**Problem statement**: Using the listing below, select the lines with the word "image" and copy them.

** start Dataset records **

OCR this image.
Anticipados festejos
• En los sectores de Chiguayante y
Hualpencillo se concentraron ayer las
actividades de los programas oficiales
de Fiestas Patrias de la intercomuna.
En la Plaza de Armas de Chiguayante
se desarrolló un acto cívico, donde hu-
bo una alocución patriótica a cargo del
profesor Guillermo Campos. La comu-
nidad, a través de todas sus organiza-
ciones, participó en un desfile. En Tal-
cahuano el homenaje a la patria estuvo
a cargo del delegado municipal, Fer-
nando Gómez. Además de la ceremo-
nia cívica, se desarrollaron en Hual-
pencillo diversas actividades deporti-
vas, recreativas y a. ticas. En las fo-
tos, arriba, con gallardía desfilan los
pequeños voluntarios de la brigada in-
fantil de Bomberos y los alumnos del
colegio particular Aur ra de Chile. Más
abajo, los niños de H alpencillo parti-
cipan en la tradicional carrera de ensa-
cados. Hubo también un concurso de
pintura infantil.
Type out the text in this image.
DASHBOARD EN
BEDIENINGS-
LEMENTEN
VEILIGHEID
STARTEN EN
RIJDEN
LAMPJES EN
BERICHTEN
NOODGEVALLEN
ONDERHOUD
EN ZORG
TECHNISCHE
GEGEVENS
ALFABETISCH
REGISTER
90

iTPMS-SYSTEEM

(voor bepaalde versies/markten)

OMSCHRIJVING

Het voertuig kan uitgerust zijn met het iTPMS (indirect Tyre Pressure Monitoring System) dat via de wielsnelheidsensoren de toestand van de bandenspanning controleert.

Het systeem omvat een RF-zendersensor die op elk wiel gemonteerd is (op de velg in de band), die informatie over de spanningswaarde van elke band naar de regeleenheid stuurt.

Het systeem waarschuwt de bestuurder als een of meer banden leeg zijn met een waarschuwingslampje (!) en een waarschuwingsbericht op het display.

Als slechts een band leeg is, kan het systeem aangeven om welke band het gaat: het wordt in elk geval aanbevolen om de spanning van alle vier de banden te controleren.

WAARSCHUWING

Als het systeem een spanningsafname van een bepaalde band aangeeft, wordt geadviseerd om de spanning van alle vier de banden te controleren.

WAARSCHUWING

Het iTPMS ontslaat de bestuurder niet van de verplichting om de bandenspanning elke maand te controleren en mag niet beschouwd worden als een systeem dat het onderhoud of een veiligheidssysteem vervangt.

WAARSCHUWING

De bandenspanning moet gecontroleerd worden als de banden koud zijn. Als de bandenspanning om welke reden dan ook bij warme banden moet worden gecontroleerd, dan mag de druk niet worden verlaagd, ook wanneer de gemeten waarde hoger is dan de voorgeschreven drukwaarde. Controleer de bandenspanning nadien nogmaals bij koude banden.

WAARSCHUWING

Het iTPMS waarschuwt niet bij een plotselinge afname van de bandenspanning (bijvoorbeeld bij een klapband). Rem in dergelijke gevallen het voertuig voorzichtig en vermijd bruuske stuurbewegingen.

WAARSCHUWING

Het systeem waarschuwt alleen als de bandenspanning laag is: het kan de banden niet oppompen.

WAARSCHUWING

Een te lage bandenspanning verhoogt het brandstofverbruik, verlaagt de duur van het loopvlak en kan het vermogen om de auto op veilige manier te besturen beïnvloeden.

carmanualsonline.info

** end Dataset records **

**Answer to the problem**:
OCR this image.
Type out the text in this image.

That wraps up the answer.